====== Record set

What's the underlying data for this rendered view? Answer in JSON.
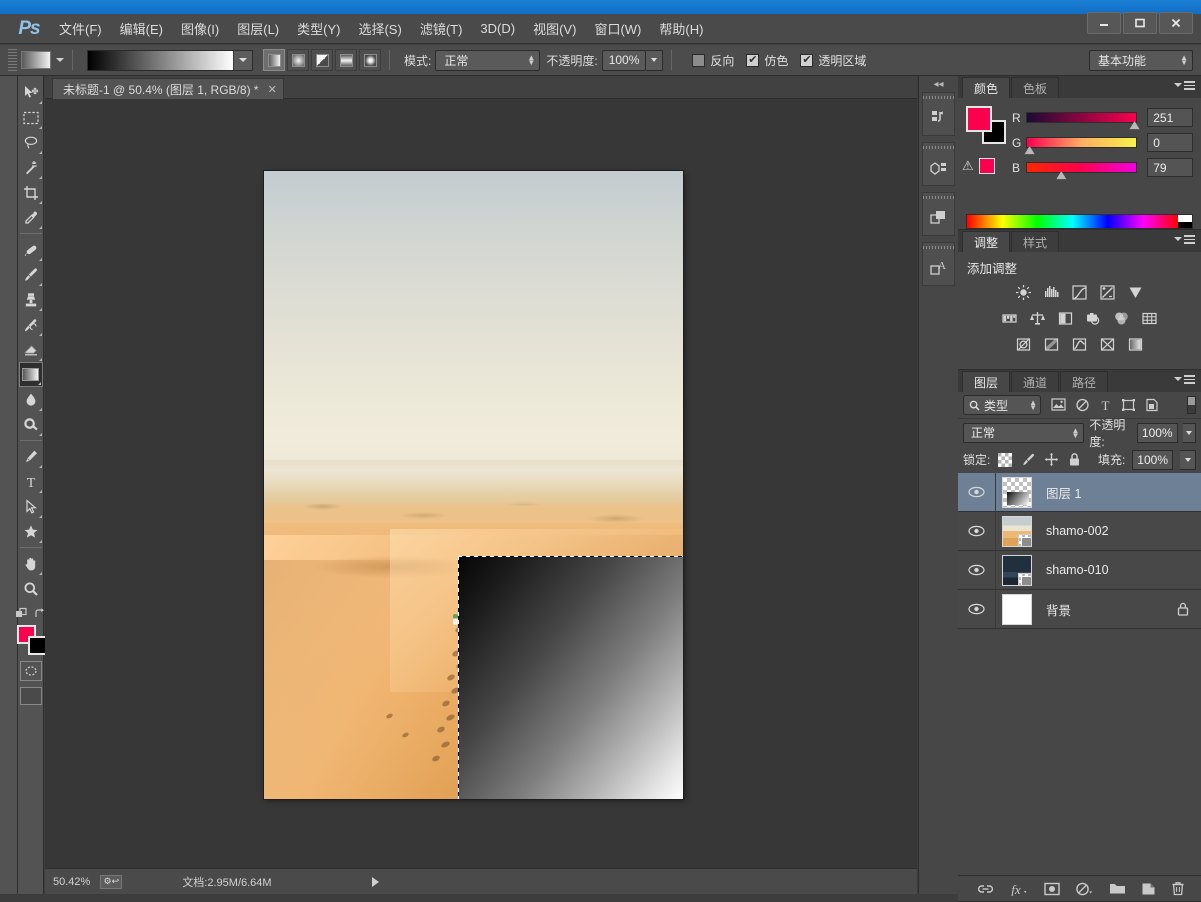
{
  "window": {
    "minimize_label": "—",
    "maximize_label": "❐",
    "close_label": "✕"
  },
  "app": {
    "logo": "Ps"
  },
  "menubar": {
    "items": [
      {
        "label": "文件(F)"
      },
      {
        "label": "编辑(E)"
      },
      {
        "label": "图像(I)"
      },
      {
        "label": "图层(L)"
      },
      {
        "label": "类型(Y)"
      },
      {
        "label": "选择(S)"
      },
      {
        "label": "滤镜(T)"
      },
      {
        "label": "3D(D)"
      },
      {
        "label": "视图(V)"
      },
      {
        "label": "窗口(W)"
      },
      {
        "label": "帮助(H)"
      }
    ]
  },
  "options_bar": {
    "mode_label": "模式:",
    "mode_value": "正常",
    "opacity_label": "不透明度:",
    "opacity_value": "100%",
    "reverse_label": "反向",
    "reverse_checked": false,
    "dither_label": "仿色",
    "dither_checked": true,
    "transparency_label": "透明区域",
    "transparency_checked": true,
    "workspace_value": "基本功能",
    "gradient_types": [
      "线性渐变",
      "径向渐变",
      "角度渐变",
      "对称渐变",
      "菱形渐变"
    ],
    "gradient_type_active": 0
  },
  "toolbar": {
    "tools": [
      {
        "name": "move-tool",
        "title": "移动工具"
      },
      {
        "name": "marquee-tool",
        "title": "矩形选框工具"
      },
      {
        "name": "lasso-tool",
        "title": "套索工具"
      },
      {
        "name": "magic-wand-tool",
        "title": "魔棒工具"
      },
      {
        "name": "crop-tool",
        "title": "裁剪工具"
      },
      {
        "name": "eyedropper-tool",
        "title": "吸管工具"
      },
      {
        "name": "healing-brush-tool",
        "title": "污点修复画笔工具"
      },
      {
        "name": "brush-tool",
        "title": "画笔工具"
      },
      {
        "name": "clone-stamp-tool",
        "title": "仿制图章工具"
      },
      {
        "name": "history-brush-tool",
        "title": "历史记录画笔工具"
      },
      {
        "name": "eraser-tool",
        "title": "橡皮擦工具"
      },
      {
        "name": "gradient-tool",
        "title": "渐变工具"
      },
      {
        "name": "blur-tool",
        "title": "模糊工具"
      },
      {
        "name": "dodge-tool",
        "title": "减淡工具"
      },
      {
        "name": "pen-tool",
        "title": "钢笔工具"
      },
      {
        "name": "type-tool",
        "title": "横排文字工具"
      },
      {
        "name": "path-selection-tool",
        "title": "路径选择工具"
      },
      {
        "name": "shape-tool",
        "title": "自定形状工具"
      },
      {
        "name": "hand-tool",
        "title": "抓手工具"
      },
      {
        "name": "zoom-tool",
        "title": "缩放工具"
      }
    ],
    "active_tool": "gradient-tool",
    "foreground_color": "#fb004f",
    "background_color": "#000000"
  },
  "document": {
    "tab_title": "未标题-1 @ 50.4% (图层 1, RGB/8) *",
    "tab_close": "✕"
  },
  "status_bar": {
    "zoom": "50.42%",
    "doc_info": "文档:2.95M/6.64M"
  },
  "color_panel": {
    "tabs": [
      {
        "label": "颜色",
        "active": true
      },
      {
        "label": "色板",
        "active": false
      }
    ],
    "channels": [
      {
        "label": "R",
        "value": "251",
        "pos": 98
      },
      {
        "label": "G",
        "value": "0",
        "pos": 0
      },
      {
        "label": "B",
        "value": "79",
        "pos": 31
      }
    ],
    "foreground": "#fb004f",
    "background": "#000000",
    "warning_icon": "gamut-warning",
    "warning_color": "#fb004f"
  },
  "adjustments_panel": {
    "tabs": [
      {
        "label": "调整",
        "active": true
      },
      {
        "label": "样式",
        "active": false
      }
    ],
    "title": "添加调整",
    "rows": [
      [
        "brightness-contrast-icon",
        "levels-icon",
        "curves-icon",
        "exposure-icon",
        "vibrance-icon"
      ],
      [
        "hue-saturation-icon",
        "color-balance-icon",
        "black-white-icon",
        "photo-filter-icon",
        "channel-mixer-icon",
        "color-lookup-icon"
      ],
      [
        "invert-icon",
        "posterize-icon",
        "threshold-icon",
        "gradient-map-icon",
        "selective-color-icon"
      ]
    ]
  },
  "layers_panel": {
    "tabs": [
      {
        "label": "图层",
        "active": true
      },
      {
        "label": "通道",
        "active": false
      },
      {
        "label": "路径",
        "active": false
      }
    ],
    "filter_value": "类型",
    "filter_icons": [
      "pixel-filter-icon",
      "adjustment-filter-icon",
      "type-filter-icon",
      "shape-filter-icon",
      "smartobject-filter-icon"
    ],
    "blend_mode": "正常",
    "opacity_label": "不透明度:",
    "opacity_value": "100%",
    "lock_label": "锁定:",
    "lock_icons": [
      "lock-transparency-icon",
      "lock-image-icon",
      "lock-position-icon",
      "lock-all-icon"
    ],
    "fill_label": "填充:",
    "fill_value": "100%",
    "layers": [
      {
        "name": "图层 1",
        "selected": true,
        "visible": true,
        "thumb": "gradient-transparent",
        "locked": false
      },
      {
        "name": "shamo-002",
        "selected": false,
        "visible": true,
        "thumb": "desert",
        "locked": false
      },
      {
        "name": "shamo-010",
        "selected": false,
        "visible": true,
        "thumb": "night",
        "locked": false
      },
      {
        "name": "背景",
        "selected": false,
        "visible": true,
        "thumb": "white",
        "locked": true
      }
    ],
    "footer_buttons": [
      "link-layers-icon",
      "layer-style-icon",
      "layer-mask-icon",
      "new-adjustment-icon",
      "new-group-icon",
      "new-layer-icon",
      "delete-layer-icon"
    ]
  },
  "mini_dock": {
    "collapse_label": "◂◂",
    "icons": [
      "history-panel-icon",
      "mini-bridge-icon",
      "layer-comps-icon",
      "character-styles-icon"
    ]
  },
  "canvas": {
    "zoom_percent": "50.4%",
    "selection_active": true,
    "gradient_description": "linear black to white diagonal"
  }
}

============

» **Directions**: Transcribe the records above exactly, omitting every picture they contain.

» **Response to this exercise**:
What's the underlying data for this rendered view? Answer in JSON.
{
  "window": {
    "minimize_label": "—",
    "maximize_label": "❐",
    "close_label": "✕"
  },
  "app": {
    "logo": "Ps"
  },
  "menubar": {
    "items": [
      {
        "label": "文件(F)"
      },
      {
        "label": "编辑(E)"
      },
      {
        "label": "图像(I)"
      },
      {
        "label": "图层(L)"
      },
      {
        "label": "类型(Y)"
      },
      {
        "label": "选择(S)"
      },
      {
        "label": "滤镜(T)"
      },
      {
        "label": "3D(D)"
      },
      {
        "label": "视图(V)"
      },
      {
        "label": "窗口(W)"
      },
      {
        "label": "帮助(H)"
      }
    ]
  },
  "options_bar": {
    "mode_label": "模式:",
    "mode_value": "正常",
    "opacity_label": "不透明度:",
    "opacity_value": "100%",
    "reverse_label": "反向",
    "reverse_checked": false,
    "dither_label": "仿色",
    "dither_checked": true,
    "transparency_label": "透明区域",
    "transparency_checked": true,
    "workspace_value": "基本功能",
    "gradient_types": [
      "线性渐变",
      "径向渐变",
      "角度渐变",
      "对称渐变",
      "菱形渐变"
    ],
    "gradient_type_active": 0
  },
  "toolbar": {
    "tools": [
      {
        "name": "move-tool",
        "title": "移动工具"
      },
      {
        "name": "marquee-tool",
        "title": "矩形选框工具"
      },
      {
        "name": "lasso-tool",
        "title": "套索工具"
      },
      {
        "name": "magic-wand-tool",
        "title": "魔棒工具"
      },
      {
        "name": "crop-tool",
        "title": "裁剪工具"
      },
      {
        "name": "eyedropper-tool",
        "title": "吸管工具"
      },
      {
        "name": "healing-brush-tool",
        "title": "污点修复画笔工具"
      },
      {
        "name": "brush-tool",
        "title": "画笔工具"
      },
      {
        "name": "clone-stamp-tool",
        "title": "仿制图章工具"
      },
      {
        "name": "history-brush-tool",
        "title": "历史记录画笔工具"
      },
      {
        "name": "eraser-tool",
        "title": "橡皮擦工具"
      },
      {
        "name": "gradient-tool",
        "title": "渐变工具"
      },
      {
        "name": "blur-tool",
        "title": "模糊工具"
      },
      {
        "name": "dodge-tool",
        "title": "减淡工具"
      },
      {
        "name": "pen-tool",
        "title": "钢笔工具"
      },
      {
        "name": "type-tool",
        "title": "横排文字工具"
      },
      {
        "name": "path-selection-tool",
        "title": "路径选择工具"
      },
      {
        "name": "shape-tool",
        "title": "自定形状工具"
      },
      {
        "name": "hand-tool",
        "title": "抓手工具"
      },
      {
        "name": "zoom-tool",
        "title": "缩放工具"
      }
    ],
    "active_tool": "gradient-tool",
    "foreground_color": "#fb004f",
    "background_color": "#000000"
  },
  "document": {
    "tab_title": "未标题-1 @ 50.4% (图层 1, RGB/8) *",
    "tab_close": "✕"
  },
  "status_bar": {
    "zoom": "50.42%",
    "doc_info": "文档:2.95M/6.64M"
  },
  "color_panel": {
    "tabs": [
      {
        "label": "颜色",
        "active": true
      },
      {
        "label": "色板",
        "active": false
      }
    ],
    "channels": [
      {
        "label": "R",
        "value": "251",
        "pos": 98
      },
      {
        "label": "G",
        "value": "0",
        "pos": 0
      },
      {
        "label": "B",
        "value": "79",
        "pos": 31
      }
    ],
    "foreground": "#fb004f",
    "background": "#000000",
    "warning_icon": "gamut-warning",
    "warning_color": "#fb004f"
  },
  "adjustments_panel": {
    "tabs": [
      {
        "label": "调整",
        "active": true
      },
      {
        "label": "样式",
        "active": false
      }
    ],
    "title": "添加调整",
    "rows": [
      [
        "brightness-contrast-icon",
        "levels-icon",
        "curves-icon",
        "exposure-icon",
        "vibrance-icon"
      ],
      [
        "hue-saturation-icon",
        "color-balance-icon",
        "black-white-icon",
        "photo-filter-icon",
        "channel-mixer-icon",
        "color-lookup-icon"
      ],
      [
        "invert-icon",
        "posterize-icon",
        "threshold-icon",
        "gradient-map-icon",
        "selective-color-icon"
      ]
    ]
  },
  "layers_panel": {
    "tabs": [
      {
        "label": "图层",
        "active": true
      },
      {
        "label": "通道",
        "active": false
      },
      {
        "label": "路径",
        "active": false
      }
    ],
    "filter_value": "类型",
    "filter_icons": [
      "pixel-filter-icon",
      "adjustment-filter-icon",
      "type-filter-icon",
      "shape-filter-icon",
      "smartobject-filter-icon"
    ],
    "blend_mode": "正常",
    "opacity_label": "不透明度:",
    "opacity_value": "100%",
    "lock_label": "锁定:",
    "lock_icons": [
      "lock-transparency-icon",
      "lock-image-icon",
      "lock-position-icon",
      "lock-all-icon"
    ],
    "fill_label": "填充:",
    "fill_value": "100%",
    "layers": [
      {
        "name": "图层 1",
        "selected": true,
        "visible": true,
        "thumb": "gradient-transparent",
        "locked": false
      },
      {
        "name": "shamo-002",
        "selected": false,
        "visible": true,
        "thumb": "desert",
        "locked": false
      },
      {
        "name": "shamo-010",
        "selected": false,
        "visible": true,
        "thumb": "night",
        "locked": false
      },
      {
        "name": "背景",
        "selected": false,
        "visible": true,
        "thumb": "white",
        "locked": true
      }
    ],
    "footer_buttons": [
      "link-layers-icon",
      "layer-style-icon",
      "layer-mask-icon",
      "new-adjustment-icon",
      "new-group-icon",
      "new-layer-icon",
      "delete-layer-icon"
    ]
  },
  "mini_dock": {
    "collapse_label": "◂◂",
    "icons": [
      "history-panel-icon",
      "mini-bridge-icon",
      "layer-comps-icon",
      "character-styles-icon"
    ]
  },
  "canvas": {
    "zoom_percent": "50.4%",
    "selection_active": true,
    "gradient_description": "linear black to white diagonal"
  }
}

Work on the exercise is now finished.